GIVEN PROBLEM = Take down each entry exactly as written.
BEGIN RECORDS FOR THIS EXERCISE
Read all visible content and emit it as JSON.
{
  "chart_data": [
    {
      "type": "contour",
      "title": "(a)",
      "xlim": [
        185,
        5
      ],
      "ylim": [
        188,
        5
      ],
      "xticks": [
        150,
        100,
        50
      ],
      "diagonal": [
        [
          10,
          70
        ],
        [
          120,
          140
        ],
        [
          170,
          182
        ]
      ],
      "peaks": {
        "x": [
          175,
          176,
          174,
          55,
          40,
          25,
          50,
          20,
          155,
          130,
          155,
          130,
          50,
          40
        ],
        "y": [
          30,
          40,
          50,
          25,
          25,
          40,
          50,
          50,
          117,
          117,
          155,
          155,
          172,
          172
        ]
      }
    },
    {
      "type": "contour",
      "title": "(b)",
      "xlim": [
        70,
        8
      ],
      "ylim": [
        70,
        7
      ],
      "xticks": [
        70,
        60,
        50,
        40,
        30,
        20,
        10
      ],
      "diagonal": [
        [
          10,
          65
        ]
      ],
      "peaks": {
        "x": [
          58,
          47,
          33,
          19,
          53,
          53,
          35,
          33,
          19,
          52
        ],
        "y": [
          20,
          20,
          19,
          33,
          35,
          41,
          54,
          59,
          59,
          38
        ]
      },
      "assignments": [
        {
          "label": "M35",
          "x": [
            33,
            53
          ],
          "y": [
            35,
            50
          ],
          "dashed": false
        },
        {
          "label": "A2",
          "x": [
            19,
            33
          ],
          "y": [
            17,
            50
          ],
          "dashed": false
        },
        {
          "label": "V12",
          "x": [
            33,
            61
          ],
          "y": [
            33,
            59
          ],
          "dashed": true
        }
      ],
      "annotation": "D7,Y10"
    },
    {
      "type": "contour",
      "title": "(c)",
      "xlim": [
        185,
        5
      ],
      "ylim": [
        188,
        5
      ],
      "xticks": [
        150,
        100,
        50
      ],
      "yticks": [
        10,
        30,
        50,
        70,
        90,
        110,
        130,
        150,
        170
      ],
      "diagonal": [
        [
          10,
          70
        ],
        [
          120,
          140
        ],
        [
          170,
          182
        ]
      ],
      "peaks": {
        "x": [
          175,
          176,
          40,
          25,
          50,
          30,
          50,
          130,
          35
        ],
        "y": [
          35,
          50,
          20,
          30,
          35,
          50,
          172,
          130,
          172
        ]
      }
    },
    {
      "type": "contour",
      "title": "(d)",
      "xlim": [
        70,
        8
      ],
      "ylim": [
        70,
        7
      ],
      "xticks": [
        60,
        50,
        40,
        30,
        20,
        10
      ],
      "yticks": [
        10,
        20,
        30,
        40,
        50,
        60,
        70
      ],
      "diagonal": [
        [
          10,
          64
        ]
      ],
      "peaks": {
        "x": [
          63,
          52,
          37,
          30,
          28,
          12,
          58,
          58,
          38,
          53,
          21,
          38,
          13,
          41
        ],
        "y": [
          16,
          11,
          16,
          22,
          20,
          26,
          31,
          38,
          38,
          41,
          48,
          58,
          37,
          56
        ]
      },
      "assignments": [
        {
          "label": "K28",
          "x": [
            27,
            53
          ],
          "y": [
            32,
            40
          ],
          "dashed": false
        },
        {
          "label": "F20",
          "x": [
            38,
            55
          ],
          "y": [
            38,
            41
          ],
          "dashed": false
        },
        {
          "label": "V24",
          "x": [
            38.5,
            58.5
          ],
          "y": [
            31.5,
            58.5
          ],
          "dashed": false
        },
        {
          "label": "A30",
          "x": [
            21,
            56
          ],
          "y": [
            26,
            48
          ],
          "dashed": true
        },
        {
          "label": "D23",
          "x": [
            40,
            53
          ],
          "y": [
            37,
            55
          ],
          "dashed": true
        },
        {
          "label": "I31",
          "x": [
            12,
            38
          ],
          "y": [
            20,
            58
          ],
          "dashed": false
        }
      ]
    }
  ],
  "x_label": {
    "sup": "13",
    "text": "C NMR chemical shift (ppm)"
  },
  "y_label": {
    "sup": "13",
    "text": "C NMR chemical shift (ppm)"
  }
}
END RECORDS FOR THIS EXERCISE
EXERCISE SOLUTION =
Read all visible content and emit it as JSON.
{
  "chart_data": [
    {
      "type": "contour",
      "title": "(a)",
      "xlim": [
        185,
        5
      ],
      "ylim": [
        188,
        5
      ],
      "xticks": [
        150,
        100,
        50
      ],
      "diagonal": [
        [
          10,
          70
        ],
        [
          120,
          140
        ],
        [
          170,
          182
        ]
      ],
      "peaks": {
        "x": [
          175,
          176,
          174,
          55,
          40,
          25,
          50,
          20,
          155,
          130,
          155,
          130,
          50,
          40
        ],
        "y": [
          30,
          40,
          50,
          25,
          25,
          40,
          50,
          50,
          117,
          117,
          155,
          155,
          172,
          172
        ]
      }
    },
    {
      "type": "contour",
      "title": "(b)",
      "xlim": [
        70,
        8
      ],
      "ylim": [
        70,
        7
      ],
      "xticks": [
        70,
        60,
        50,
        40,
        30,
        20,
        10
      ],
      "diagonal": [
        [
          10,
          65
        ]
      ],
      "peaks": {
        "x": [
          58,
          47,
          33,
          19,
          53,
          53,
          35,
          33,
          19,
          52
        ],
        "y": [
          20,
          20,
          19,
          33,
          35,
          41,
          54,
          59,
          59,
          38
        ]
      },
      "assignments": [
        {
          "label": "M35",
          "x": [
            33,
            53
          ],
          "y": [
            35,
            50
          ],
          "dashed": false
        },
        {
          "label": "A2",
          "x": [
            19,
            33
          ],
          "y": [
            17,
            50
          ],
          "dashed": false
        },
        {
          "label": "V12",
          "x": [
            33,
            61
          ],
          "y": [
            33,
            59
          ],
          "dashed": true
        }
      ],
      "annotation": "D7,Y10"
    },
    {
      "type": "contour",
      "title": "(c)",
      "xlim": [
        185,
        5
      ],
      "ylim": [
        188,
        5
      ],
      "xticks": [
        150,
        100,
        50
      ],
      "yticks": [
        10,
        30,
        50,
        70,
        90,
        110,
        130,
        150,
        170
      ],
      "diagonal": [
        [
          10,
          70
        ],
        [
          120,
          140
        ],
        [
          170,
          182
        ]
      ],
      "peaks": {
        "x": [
          175,
          176,
          40,
          25,
          50,
          30,
          50,
          130,
          35
        ],
        "y": [
          35,
          50,
          20,
          30,
          35,
          50,
          172,
          130,
          172
        ]
      }
    },
    {
      "type": "contour",
      "title": "(d)",
      "xlim": [
        70,
        8
      ],
      "ylim": [
        70,
        7
      ],
      "xticks": [
        60,
        50,
        40,
        30,
        20,
        10
      ],
      "yticks": [
        10,
        20,
        30,
        40,
        50,
        60,
        70
      ],
      "diagonal": [
        [
          10,
          64
        ]
      ],
      "peaks": {
        "x": [
          63,
          52,
          37,
          30,
          28,
          12,
          58,
          58,
          38,
          53,
          21,
          38,
          13,
          41
        ],
        "y": [
          16,
          11,
          16,
          22,
          20,
          26,
          31,
          38,
          38,
          41,
          48,
          58,
          37,
          56
        ]
      },
      "assignments": [
        {
          "label": "K28",
          "x": [
            27,
            53
          ],
          "y": [
            32,
            40
          ],
          "dashed": false
        },
        {
          "label": "F20",
          "x": [
            38,
            55
          ],
          "y": [
            38,
            41
          ],
          "dashed": false
        },
        {
          "label": "V24",
          "x": [
            38.5,
            58.5
          ],
          "y": [
            31.5,
            58.5
          ],
          "dashed": false
        },
        {
          "label": "A30",
          "x": [
            21,
            56
          ],
          "y": [
            26,
            48
          ],
          "dashed": true
        },
        {
          "label": "D23",
          "x": [
            40,
            53
          ],
          "y": [
            37,
            55
          ],
          "dashed": true
        },
        {
          "label": "I31",
          "x": [
            12,
            38
          ],
          "y": [
            20,
            58
          ],
          "dashed": false
        }
      ]
    }
  ],
  "x_label": {
    "sup": "13",
    "text": "C NMR chemical shift (ppm)"
  },
  "y_label": {
    "sup": "13",
    "text": "C NMR chemical shift (ppm)"
  }
}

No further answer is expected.